_Requirements_: Repeat the records from their first line through the line containing "end-date-input[interactable] [619, 630, 689, 668]", including both of those lines.

_Recorded data_:
= = = = = = =

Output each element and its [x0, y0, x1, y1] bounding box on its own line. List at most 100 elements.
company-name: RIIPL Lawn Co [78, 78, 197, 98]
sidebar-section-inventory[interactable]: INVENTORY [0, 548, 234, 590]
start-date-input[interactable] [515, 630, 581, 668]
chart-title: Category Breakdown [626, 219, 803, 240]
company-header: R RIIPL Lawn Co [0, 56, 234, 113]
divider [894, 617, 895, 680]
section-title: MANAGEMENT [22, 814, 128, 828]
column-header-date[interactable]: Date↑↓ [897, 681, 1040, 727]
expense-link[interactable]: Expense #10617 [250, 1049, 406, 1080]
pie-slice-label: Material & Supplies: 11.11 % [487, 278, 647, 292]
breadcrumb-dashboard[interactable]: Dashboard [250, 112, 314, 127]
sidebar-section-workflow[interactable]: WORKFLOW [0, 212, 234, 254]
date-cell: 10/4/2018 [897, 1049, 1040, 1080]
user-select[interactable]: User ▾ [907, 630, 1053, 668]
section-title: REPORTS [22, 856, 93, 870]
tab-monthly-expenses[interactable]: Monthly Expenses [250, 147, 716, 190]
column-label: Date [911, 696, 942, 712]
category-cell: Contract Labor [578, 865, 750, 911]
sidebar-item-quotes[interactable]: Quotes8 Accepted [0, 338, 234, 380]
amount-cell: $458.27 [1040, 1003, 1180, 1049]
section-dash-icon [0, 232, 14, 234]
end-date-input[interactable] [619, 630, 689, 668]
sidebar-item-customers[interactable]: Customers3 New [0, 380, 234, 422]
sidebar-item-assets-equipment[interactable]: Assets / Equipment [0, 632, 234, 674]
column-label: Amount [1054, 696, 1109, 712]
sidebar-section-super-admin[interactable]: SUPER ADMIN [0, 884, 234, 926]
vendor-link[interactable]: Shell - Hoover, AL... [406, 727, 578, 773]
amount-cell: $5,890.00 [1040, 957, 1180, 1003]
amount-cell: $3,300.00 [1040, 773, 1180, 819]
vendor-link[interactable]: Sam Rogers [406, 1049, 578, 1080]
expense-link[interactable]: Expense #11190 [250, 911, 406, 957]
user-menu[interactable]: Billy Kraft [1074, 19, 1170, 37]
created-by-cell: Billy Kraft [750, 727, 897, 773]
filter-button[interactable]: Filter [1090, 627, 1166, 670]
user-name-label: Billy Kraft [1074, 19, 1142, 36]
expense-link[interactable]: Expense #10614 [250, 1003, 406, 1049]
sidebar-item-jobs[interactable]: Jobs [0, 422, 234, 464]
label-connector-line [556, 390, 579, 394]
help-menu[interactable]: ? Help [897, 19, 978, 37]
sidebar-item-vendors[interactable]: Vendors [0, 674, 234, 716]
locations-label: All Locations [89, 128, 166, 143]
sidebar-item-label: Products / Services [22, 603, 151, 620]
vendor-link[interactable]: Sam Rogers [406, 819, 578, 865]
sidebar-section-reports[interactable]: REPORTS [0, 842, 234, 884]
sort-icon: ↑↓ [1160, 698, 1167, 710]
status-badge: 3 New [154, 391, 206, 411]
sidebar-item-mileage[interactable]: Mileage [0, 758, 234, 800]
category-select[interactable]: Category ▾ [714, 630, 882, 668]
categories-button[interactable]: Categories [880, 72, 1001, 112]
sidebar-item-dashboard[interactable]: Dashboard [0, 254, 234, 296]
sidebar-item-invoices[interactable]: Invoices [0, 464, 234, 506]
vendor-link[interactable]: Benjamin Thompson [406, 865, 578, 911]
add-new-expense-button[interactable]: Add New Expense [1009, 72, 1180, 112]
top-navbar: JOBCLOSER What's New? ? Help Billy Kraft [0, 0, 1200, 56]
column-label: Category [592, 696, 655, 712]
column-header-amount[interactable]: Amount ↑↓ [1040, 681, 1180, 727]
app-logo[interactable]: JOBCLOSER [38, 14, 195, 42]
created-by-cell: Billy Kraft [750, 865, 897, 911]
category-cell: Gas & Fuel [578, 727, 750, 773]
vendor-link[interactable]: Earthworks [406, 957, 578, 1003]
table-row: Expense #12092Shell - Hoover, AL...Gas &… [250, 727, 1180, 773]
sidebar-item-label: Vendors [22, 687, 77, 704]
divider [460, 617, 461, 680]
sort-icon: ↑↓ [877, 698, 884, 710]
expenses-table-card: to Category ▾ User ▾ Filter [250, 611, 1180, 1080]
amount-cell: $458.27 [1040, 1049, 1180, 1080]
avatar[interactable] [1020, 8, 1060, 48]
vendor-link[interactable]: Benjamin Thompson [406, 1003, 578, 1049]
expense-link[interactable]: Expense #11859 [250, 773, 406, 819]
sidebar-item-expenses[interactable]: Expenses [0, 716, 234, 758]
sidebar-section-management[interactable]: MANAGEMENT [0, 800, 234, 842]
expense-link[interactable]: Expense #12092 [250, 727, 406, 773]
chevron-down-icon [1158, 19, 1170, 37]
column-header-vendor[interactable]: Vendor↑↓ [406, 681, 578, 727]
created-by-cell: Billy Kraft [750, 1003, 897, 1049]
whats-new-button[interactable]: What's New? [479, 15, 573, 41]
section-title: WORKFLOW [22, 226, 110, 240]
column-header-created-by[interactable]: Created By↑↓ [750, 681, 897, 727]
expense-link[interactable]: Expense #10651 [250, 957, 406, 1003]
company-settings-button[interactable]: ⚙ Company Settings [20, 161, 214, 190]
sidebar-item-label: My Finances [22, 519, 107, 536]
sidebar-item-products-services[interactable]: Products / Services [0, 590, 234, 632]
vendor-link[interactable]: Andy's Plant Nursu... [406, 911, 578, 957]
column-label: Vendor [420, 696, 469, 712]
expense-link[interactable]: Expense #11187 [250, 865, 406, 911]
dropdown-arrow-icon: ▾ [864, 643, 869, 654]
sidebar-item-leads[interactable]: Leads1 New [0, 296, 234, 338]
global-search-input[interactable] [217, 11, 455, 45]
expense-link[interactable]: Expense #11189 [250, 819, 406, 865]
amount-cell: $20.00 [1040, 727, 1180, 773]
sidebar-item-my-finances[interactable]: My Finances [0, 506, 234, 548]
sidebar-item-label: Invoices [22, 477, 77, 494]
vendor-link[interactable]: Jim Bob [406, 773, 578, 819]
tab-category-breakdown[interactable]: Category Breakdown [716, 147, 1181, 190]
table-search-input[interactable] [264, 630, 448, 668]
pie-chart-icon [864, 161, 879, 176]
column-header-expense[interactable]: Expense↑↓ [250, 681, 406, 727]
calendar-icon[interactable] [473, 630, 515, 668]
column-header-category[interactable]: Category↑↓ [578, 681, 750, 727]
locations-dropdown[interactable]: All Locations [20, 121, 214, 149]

= = = = = = =

_Expected answer_:
Output each element and its [x0, y0, x1, y1] bounding box on its own line. List at most 100 elements.
company-name: RIIPL Lawn Co [78, 78, 197, 98]
sidebar-section-inventory[interactable]: INVENTORY [0, 548, 234, 590]
start-date-input[interactable] [515, 630, 581, 668]
chart-title: Category Breakdown [626, 219, 803, 240]
company-header: R RIIPL Lawn Co [0, 56, 234, 113]
divider [894, 617, 895, 680]
section-title: MANAGEMENT [22, 814, 128, 828]
column-header-date[interactable]: Date↑↓ [897, 681, 1040, 727]
expense-link[interactable]: Expense #10617 [250, 1049, 406, 1080]
pie-slice-label: Material & Supplies: 11.11 % [487, 278, 647, 292]
breadcrumb-dashboard[interactable]: Dashboard [250, 112, 314, 127]
sidebar-section-workflow[interactable]: WORKFLOW [0, 212, 234, 254]
date-cell: 10/4/2018 [897, 1049, 1040, 1080]
user-select[interactable]: User ▾ [907, 630, 1053, 668]
section-title: REPORTS [22, 856, 93, 870]
tab-monthly-expenses[interactable]: Monthly Expenses [250, 147, 716, 190]
column-label: Date [911, 696, 942, 712]
category-cell: Contract Labor [578, 865, 750, 911]
sidebar-item-quotes[interactable]: Quotes8 Accepted [0, 338, 234, 380]
amount-cell: $458.27 [1040, 1003, 1180, 1049]
section-dash-icon [0, 232, 14, 234]
end-date-input[interactable] [619, 630, 689, 668]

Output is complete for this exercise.